EXCERPT TO READ:
****************************************

I haven't had time to investigate further yet.

Revision history for this message
Samuel Allan (samuelallan) wrote :

It seems the metrics server simply isn't running on the ceph-mon unit in this case.

Revision history for this message
Nobuto Murata (nobuto) wrote :

I took some time to look into this in another occasion.

[cos prometheus side]

- honor_labels: true
  job_name: juju_ceph-build-plus_415bb55c_ceph-mon_prometheus_scrape-0
  metrics_path: /metrics
  relabel_configs:
  - regex: (.*)
    separator: _
    source_labels:
    - juju_model
    - juju_model_uuid
    - juju_application
    - juju_unit
    target_label: instance
  scrape_interval: 15s
  static_configs:
  - labels:
      juju_application: ceph-mon
      juju_charm: ceph-mon
      juju_model: ceph-build-plus
      juju_model_uuid: 415bb55c-341e-4aa4-8851-679bec38c471
      juju_unit: ceph-mon/0
    targets:
    - <IP_ADDRESS_OF_CEPH_MON_0>:9283

[ceph-mon/0]

$ sudo ceph mgr module ls
MODULE
balancer on (always on)
crash on (always on)
devicehealth on (always on)
orchestrator on (always on)
pg_autoscaler on (always on)
progress on (always on)
rbd_support on (always on)
status on (always on)
telemetry on (always on)
volumes on (always on)
dashboard on
iostat on
nfs on
restful on
alerts -
...
prometheus -

[juju show-unit ceph-mon/0]

  - relation-id: 30
    endpoint: metrics-endpoint
    cross-model: true
    related-endpoint: configurable-scrape-jobs
    application-data: {}
    related-units:
      cos-prometheus-scrape-config/0:
        in-scope: true
        data:
          egress-subnets: <cluster IP of service/prometheus-scrape-config>/32
          ingress-address: <cluster IP of service/prometheus-scrape-config>
          private-address: <cluster IP of service/prometheus-scrape-config>

^^^ this looks the same as another environment where there is no race condition.

Revision history for this message
Nobuto Murata (nobuto) wrote :

This part of the code will never be retried if the Ceph is not bootstrapped at that point.

    def _on_relation_changed(self, event):
        """Enable prometheus on relation change"""

****************************************

STORED DATA:

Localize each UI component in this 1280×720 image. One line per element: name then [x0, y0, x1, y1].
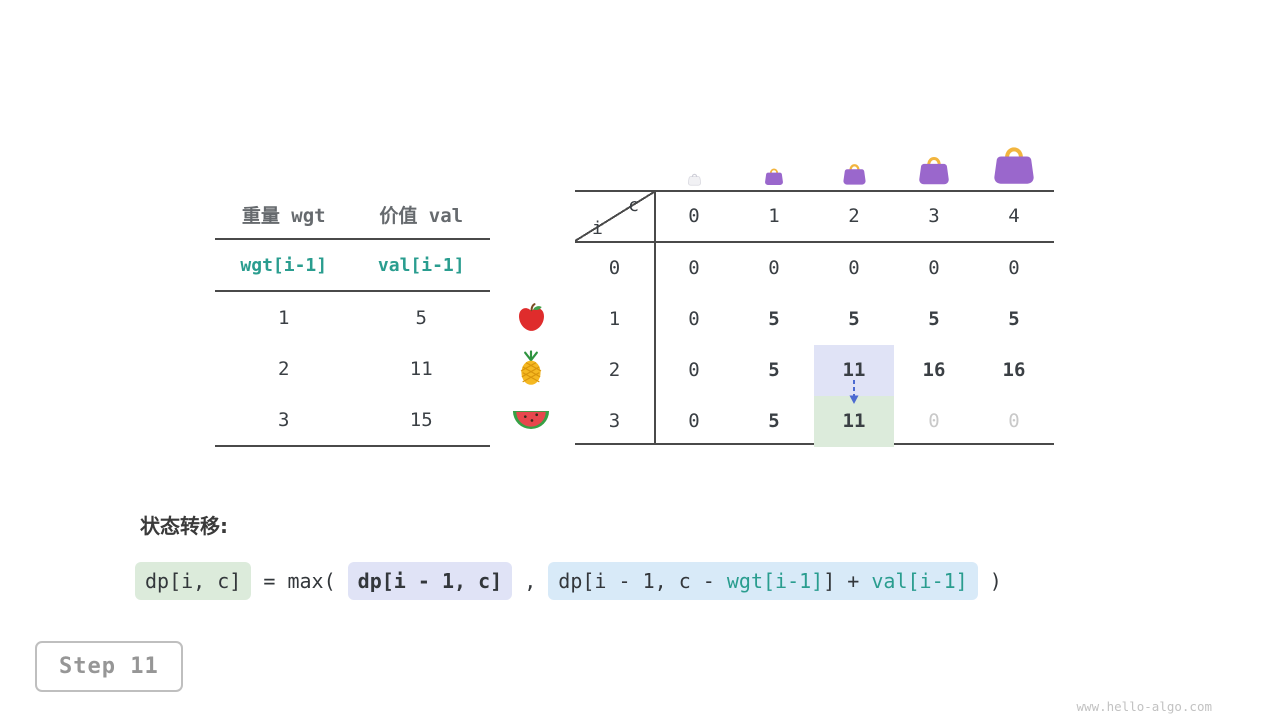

****************************************

Continue the ceph-mon Prometheus scrape thread from its last line, picking up the code after the `_on_relation_changed` docstring.

REPLY:
        if self._charm.unit.is_leader() and ceph_utils.is_bootstrapped():
            logger.debug(
                "is_leader and is_bootstrapped, running rel changed: %s", event
            )
            mgr_config_set_rbd_stats_pools()
            ceph_utils.mgr_enable_module("prometheus")
            logger.debug("module_enabled")
            self.update_alert_rules()
            super()._on_relation_changed(event)

[when the relation is added at the deployment time (via bundle, etc.)]

# cat /var/log/juju/unit-ceph-mon-0.log | egrep 'metrics-endpoint-relation-|leader-|not bootstrapped'; ll /var/lib/ceph/mon/ceph-ceph-mon-1/done
2024-02-28 10:08:11 INFO juju.worker.uniter.operation runhook.go:186 ran "metrics-endpoint-relation-created" hook (via hook dispatching script: dispatch)
2024-02-28 10:08:16 INFO juju.worker.uniter resolver.go:165 found queued "leader-elected" hook
2024-02-28 10:08:35 INFO juju.worker.uniter.operation runhook.go:186 ran "leader-elected" hook (via hook dispatching script: dispatch)
2024-02-28 10:08:39 INFO unit.ceph-mon/0.juju-log server.go:325 Ceph is not bootstrapped, skipping upgrade checks.
2024-02-28 10:08:40 INFO unit.ceph-mon/0.juju-log server.go:325 Ceph is not bootstrapped, skipping upgrade checks.
2024-02-28 10:08:50 INFO juju.worker.uniter.operation runhook.go:186 ran "metrics-endpoint-relation-joined" hook (via hook dispatching script: dispatch)
2024-02-28 10:09:18 INFO juju.worker.uniter.operation runhook.go:186 ran "metrics-endpoint-relation-changed" hook (via hook dispatching script: dispatch)

-rw-r--r-- 1 root root 0 Feb 28 10:10 /var/lib/ceph/mon/ceph-ceph-mon-1/done

^^^ bootstrap was complete *after* running metrics-endpoint-relation-changed

[when the relation is added after the Ceph model settled]

# cat /var/log/juju/unit-ceph-mon-*.log | egrep 'metrics-endpoint-relation-|leader-|not bootstrapped'; ll /var/lib/ceph/mon/ceph-*/done
2024-02-28 04:43:43 INFO juju.worker.uniter resolver.go:165 found queued "leader-elected" hook
2024-02-28 04:43:46 INFO juju.worker.uniter.operation runhook.go:186 ran "leader-elected" hook (via hook dispatching script: dispatch)
2024-02-28 04:43:48 INFO unit.ceph-mon/1.juju-log server.go:325 Ceph is not bootstrapped, skipping upgrade checks.
2024-02-28 04:43:49 INFO unit.ceph-mon/1.juju-log server.go:325 Ceph is not bootstrapped, skipping upgrade checks.
2024-02-28 04:54:05 INFO juju.worker.uniter.operation runhook.go:186 ran "metrics-endpoint-relation-created" hook (via hook dispatching script: dispatch)
2024-02-28 04:54:07 INFO juju.worker.uniter.operation runhook.go:186 ran "metrics-endpoint-relation-joined" hook (via hook dispatching script: dispatch)
2024-02-28 04:54:15 INFO juju.worker.uniter.operation runhook.go:186 ran "metrics-endpoint-relation-changed" hook (via hook dispatching script: dispatch)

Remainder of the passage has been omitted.